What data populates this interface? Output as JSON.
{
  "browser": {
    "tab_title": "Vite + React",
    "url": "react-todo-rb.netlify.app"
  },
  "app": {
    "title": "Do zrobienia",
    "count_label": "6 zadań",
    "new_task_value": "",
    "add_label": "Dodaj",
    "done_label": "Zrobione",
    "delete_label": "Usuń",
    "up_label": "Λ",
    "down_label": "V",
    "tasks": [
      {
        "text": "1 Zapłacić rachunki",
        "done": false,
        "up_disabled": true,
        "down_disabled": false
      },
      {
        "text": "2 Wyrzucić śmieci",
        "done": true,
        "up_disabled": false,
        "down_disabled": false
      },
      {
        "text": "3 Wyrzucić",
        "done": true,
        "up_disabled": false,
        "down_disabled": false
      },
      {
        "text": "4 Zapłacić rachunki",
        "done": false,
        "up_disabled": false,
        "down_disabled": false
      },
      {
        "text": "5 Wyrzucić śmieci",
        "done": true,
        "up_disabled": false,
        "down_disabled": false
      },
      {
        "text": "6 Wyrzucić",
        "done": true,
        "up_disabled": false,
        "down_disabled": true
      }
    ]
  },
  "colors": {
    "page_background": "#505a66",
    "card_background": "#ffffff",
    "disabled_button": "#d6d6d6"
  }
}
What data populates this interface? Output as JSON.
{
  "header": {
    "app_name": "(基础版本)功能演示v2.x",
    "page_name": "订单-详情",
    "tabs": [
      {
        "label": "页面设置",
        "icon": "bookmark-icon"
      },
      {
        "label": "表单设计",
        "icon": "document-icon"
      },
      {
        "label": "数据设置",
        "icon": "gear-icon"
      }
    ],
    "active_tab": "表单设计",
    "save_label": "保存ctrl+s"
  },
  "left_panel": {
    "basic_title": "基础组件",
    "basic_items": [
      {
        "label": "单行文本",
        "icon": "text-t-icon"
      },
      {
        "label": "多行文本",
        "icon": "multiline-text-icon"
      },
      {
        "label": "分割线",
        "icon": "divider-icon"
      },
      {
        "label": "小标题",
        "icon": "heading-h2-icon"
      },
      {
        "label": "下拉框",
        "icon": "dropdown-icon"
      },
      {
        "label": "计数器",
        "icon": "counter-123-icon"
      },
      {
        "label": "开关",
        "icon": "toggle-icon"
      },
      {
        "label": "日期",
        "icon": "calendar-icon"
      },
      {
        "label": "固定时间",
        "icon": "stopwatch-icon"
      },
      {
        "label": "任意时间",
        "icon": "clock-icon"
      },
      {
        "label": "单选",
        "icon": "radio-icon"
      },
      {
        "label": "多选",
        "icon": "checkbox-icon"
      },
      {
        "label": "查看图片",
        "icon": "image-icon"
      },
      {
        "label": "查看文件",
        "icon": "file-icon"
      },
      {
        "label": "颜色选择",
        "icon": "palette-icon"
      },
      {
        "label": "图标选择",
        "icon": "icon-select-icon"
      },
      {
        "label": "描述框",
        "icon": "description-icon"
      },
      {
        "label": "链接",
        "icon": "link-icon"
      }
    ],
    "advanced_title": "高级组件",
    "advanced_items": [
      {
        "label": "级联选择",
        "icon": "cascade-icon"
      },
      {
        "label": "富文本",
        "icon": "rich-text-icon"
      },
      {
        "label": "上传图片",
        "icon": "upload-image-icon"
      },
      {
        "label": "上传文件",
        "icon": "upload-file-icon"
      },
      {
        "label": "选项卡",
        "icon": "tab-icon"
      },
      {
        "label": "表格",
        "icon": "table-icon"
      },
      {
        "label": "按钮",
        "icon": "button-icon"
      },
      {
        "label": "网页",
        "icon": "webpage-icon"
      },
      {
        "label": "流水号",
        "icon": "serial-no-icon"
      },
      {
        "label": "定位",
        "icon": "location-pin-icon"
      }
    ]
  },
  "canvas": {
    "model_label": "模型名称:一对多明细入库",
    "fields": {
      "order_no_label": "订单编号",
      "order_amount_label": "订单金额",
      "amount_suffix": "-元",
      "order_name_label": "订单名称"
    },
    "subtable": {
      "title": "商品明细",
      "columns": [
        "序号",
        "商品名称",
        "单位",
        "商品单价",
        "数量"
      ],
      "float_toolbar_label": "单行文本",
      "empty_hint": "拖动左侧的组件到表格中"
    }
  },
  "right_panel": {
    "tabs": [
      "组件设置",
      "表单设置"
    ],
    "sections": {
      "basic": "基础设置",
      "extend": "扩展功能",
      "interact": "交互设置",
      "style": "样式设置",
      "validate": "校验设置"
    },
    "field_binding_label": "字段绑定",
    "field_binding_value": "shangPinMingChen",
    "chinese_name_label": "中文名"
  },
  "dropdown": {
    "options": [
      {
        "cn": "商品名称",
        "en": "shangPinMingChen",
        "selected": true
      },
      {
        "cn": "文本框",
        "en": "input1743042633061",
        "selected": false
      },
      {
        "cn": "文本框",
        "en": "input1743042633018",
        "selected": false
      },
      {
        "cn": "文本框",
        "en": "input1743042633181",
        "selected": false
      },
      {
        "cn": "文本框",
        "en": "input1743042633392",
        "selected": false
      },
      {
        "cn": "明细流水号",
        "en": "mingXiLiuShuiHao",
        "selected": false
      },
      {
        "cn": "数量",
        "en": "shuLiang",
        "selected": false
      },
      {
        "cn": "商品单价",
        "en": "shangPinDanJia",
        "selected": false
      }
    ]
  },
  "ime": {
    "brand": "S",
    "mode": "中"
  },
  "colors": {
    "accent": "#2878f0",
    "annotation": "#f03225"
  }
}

Given problem: Identify each line in the records above that contains the word "rachunki", and copy it out in full.

Right answer:
        "text": "1 Zapłacić rachunki",
        "text": "4 Zapłacić rachunki",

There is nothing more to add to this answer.